## Exercise:
Rewrite the records, changing each "chevron-down-icon" to "dropdown-arrow" and keeping everything else unchanged.
--------
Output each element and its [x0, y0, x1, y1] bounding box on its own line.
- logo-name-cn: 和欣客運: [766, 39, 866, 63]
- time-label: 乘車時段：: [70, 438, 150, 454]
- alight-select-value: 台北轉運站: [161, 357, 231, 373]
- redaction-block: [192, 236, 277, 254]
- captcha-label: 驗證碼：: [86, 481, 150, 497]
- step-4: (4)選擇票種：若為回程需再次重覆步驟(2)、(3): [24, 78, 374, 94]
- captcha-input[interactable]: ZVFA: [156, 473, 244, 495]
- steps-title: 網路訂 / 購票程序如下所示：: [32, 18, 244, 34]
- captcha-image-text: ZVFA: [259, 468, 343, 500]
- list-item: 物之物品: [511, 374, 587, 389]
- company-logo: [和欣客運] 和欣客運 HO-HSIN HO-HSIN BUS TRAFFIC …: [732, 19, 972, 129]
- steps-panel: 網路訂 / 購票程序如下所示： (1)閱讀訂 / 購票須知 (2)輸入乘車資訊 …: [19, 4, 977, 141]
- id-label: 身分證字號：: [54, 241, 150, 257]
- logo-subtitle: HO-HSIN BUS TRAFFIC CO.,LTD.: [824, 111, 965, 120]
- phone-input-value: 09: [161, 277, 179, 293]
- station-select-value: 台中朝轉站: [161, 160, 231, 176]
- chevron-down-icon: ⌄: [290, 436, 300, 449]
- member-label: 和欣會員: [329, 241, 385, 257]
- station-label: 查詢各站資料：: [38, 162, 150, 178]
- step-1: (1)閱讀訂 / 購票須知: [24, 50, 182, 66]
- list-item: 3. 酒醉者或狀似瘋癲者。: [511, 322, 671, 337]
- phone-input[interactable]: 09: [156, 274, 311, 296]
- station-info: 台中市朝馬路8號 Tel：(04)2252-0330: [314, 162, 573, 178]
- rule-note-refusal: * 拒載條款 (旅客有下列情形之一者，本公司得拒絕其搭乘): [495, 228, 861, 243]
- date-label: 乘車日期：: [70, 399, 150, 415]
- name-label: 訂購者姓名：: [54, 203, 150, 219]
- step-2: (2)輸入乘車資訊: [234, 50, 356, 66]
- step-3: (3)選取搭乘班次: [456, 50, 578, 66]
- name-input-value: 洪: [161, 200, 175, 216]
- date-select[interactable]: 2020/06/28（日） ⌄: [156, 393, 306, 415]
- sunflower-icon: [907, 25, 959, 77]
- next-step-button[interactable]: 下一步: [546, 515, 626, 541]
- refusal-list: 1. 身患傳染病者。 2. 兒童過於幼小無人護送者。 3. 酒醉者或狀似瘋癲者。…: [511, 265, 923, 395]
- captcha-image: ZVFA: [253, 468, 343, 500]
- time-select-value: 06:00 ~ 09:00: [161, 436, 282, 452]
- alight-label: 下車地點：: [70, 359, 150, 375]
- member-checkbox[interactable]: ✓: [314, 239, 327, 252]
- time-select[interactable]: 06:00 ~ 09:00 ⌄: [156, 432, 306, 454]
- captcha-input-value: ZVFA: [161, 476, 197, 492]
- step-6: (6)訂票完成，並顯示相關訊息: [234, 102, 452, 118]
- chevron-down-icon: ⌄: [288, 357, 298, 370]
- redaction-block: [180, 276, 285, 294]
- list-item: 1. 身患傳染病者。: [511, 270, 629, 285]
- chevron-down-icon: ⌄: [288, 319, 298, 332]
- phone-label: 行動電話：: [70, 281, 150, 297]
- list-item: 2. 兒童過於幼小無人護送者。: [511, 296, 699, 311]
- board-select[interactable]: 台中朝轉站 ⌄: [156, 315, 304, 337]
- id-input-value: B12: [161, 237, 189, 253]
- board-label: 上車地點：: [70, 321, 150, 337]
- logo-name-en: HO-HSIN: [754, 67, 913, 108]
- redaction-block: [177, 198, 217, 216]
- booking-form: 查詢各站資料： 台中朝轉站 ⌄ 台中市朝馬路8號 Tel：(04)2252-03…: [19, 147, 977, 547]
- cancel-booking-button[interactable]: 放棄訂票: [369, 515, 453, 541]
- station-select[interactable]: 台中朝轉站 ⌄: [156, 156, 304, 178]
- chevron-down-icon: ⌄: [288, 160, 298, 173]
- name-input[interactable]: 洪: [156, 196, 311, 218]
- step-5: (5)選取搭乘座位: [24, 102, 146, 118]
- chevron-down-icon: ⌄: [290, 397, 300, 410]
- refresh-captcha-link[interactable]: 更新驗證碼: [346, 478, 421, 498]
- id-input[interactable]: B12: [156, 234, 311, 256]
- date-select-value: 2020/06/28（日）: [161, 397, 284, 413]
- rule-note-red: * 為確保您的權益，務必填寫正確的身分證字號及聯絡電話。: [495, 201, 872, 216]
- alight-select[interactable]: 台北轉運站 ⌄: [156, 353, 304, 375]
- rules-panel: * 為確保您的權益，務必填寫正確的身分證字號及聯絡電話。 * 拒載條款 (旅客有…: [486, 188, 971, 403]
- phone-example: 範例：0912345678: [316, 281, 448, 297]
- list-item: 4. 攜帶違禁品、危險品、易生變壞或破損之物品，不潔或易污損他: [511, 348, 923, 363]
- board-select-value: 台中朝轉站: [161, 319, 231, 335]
--------
## Solution below:
Output each element and its [x0, y0, x1, y1] bounding box on its own line.
- logo-name-cn: 和欣客運: [766, 39, 866, 63]
- time-label: 乘車時段：: [70, 438, 150, 454]
- alight-select-value: 台北轉運站: [161, 357, 231, 373]
- redaction-block: [192, 236, 277, 254]
- captcha-label: 驗證碼：: [86, 481, 150, 497]
- step-4: (4)選擇票種：若為回程需再次重覆步驟(2)、(3): [24, 78, 374, 94]
- captcha-input[interactable]: ZVFA: [156, 473, 244, 495]
- steps-title: 網路訂 / 購票程序如下所示：: [32, 18, 244, 34]
- captcha-image-text: ZVFA: [259, 468, 343, 500]
- list-item: 物之物品: [511, 374, 587, 389]
- company-logo: [和欣客運] 和欣客運 HO-HSIN HO-HSIN BUS TRAFFIC …: [732, 19, 972, 129]
- steps-panel: 網路訂 / 購票程序如下所示： (1)閱讀訂 / 購票須知 (2)輸入乘車資訊 …: [19, 4, 977, 141]
- id-label: 身分證字號：: [54, 241, 150, 257]
- logo-subtitle: HO-HSIN BUS TRAFFIC CO.,LTD.: [824, 111, 965, 120]
- phone-input-value: 09: [161, 277, 179, 293]
- station-select-value: 台中朝轉站: [161, 160, 231, 176]
- dropdown-arrow: ⌄: [290, 436, 300, 449]
- member-label: 和欣會員: [329, 241, 385, 257]
- station-label: 查詢各站資料：: [38, 162, 150, 178]
- step-1: (1)閱讀訂 / 購票須知: [24, 50, 182, 66]
- list-item: 3. 酒醉者或狀似瘋癲者。: [511, 322, 671, 337]
- phone-input[interactable]: 09: [156, 274, 311, 296]
- station-info: 台中市朝馬路8號 Tel：(04)2252-0330: [314, 162, 573, 178]
- rule-note-refusal: * 拒載條款 (旅客有下列情形之一者，本公司得拒絕其搭乘): [495, 228, 861, 243]
- date-label: 乘車日期：: [70, 399, 150, 415]
- name-label: 訂購者姓名：: [54, 203, 150, 219]
- step-2: (2)輸入乘車資訊: [234, 50, 356, 66]
- step-3: (3)選取搭乘班次: [456, 50, 578, 66]
- name-input-value: 洪: [161, 200, 175, 216]
- date-select[interactable]: 2020/06/28（日） ⌄: [156, 393, 306, 415]
- sunflower-icon: [907, 25, 959, 77]
- next-step-button[interactable]: 下一步: [546, 515, 626, 541]
- refusal-list: 1. 身患傳染病者。 2. 兒童過於幼小無人護送者。 3. 酒醉者或狀似瘋癲者。…: [511, 265, 923, 395]
- captcha-image: ZVFA: [253, 468, 343, 500]
- time-select-value: 06:00 ~ 09:00: [161, 436, 282, 452]
- alight-label: 下車地點：: [70, 359, 150, 375]
- member-checkbox[interactable]: ✓: [314, 239, 327, 252]
- time-select[interactable]: 06:00 ~ 09:00 ⌄: [156, 432, 306, 454]
- captcha-input-value: ZVFA: [161, 476, 197, 492]
- step-6: (6)訂票完成，並顯示相關訊息: [234, 102, 452, 118]
- dropdown-arrow: ⌄: [288, 357, 298, 370]
- redaction-block: [180, 276, 285, 294]
- list-item: 1. 身患傳染病者。: [511, 270, 629, 285]
- dropdown-arrow: ⌄: [288, 319, 298, 332]
- phone-label: 行動電話：: [70, 281, 150, 297]
- list-item: 2. 兒童過於幼小無人護送者。: [511, 296, 699, 311]
- board-select[interactable]: 台中朝轉站 ⌄: [156, 315, 304, 337]
- id-input-value: B12: [161, 237, 189, 253]
- board-label: 上車地點：: [70, 321, 150, 337]
- logo-name-en: HO-HSIN: [754, 67, 913, 108]
- redaction-block: [177, 198, 217, 216]
- booking-form: 查詢各站資料： 台中朝轉站 ⌄ 台中市朝馬路8號 Tel：(04)2252-03…: [19, 147, 977, 547]
- cancel-booking-button[interactable]: 放棄訂票: [369, 515, 453, 541]
- station-select[interactable]: 台中朝轉站 ⌄: [156, 156, 304, 178]
- dropdown-arrow: ⌄: [288, 160, 298, 173]
- name-input[interactable]: 洪: [156, 196, 311, 218]
- step-5: (5)選取搭乘座位: [24, 102, 146, 118]
- dropdown-arrow: ⌄: [290, 397, 300, 410]
- refresh-captcha-link[interactable]: 更新驗證碼: [346, 478, 421, 498]
- id-input[interactable]: B12: [156, 234, 311, 256]
- date-select-value: 2020/06/28（日）: [161, 397, 284, 413]
- rule-note-red: * 為確保您的權益，務必填寫正確的身分證字號及聯絡電話。: [495, 201, 872, 216]
- alight-select[interactable]: 台北轉運站 ⌄: [156, 353, 304, 375]
- rules-panel: * 為確保您的權益，務必填寫正確的身分證字號及聯絡電話。 * 拒載條款 (旅客有…: [486, 188, 971, 403]
- phone-example: 範例：0912345678: [316, 281, 448, 297]
- list-item: 4. 攜帶違禁品、危險品、易生變壞或破損之物品，不潔或易污損他: [511, 348, 923, 363]
- board-select-value: 台中朝轉站: [161, 319, 231, 335]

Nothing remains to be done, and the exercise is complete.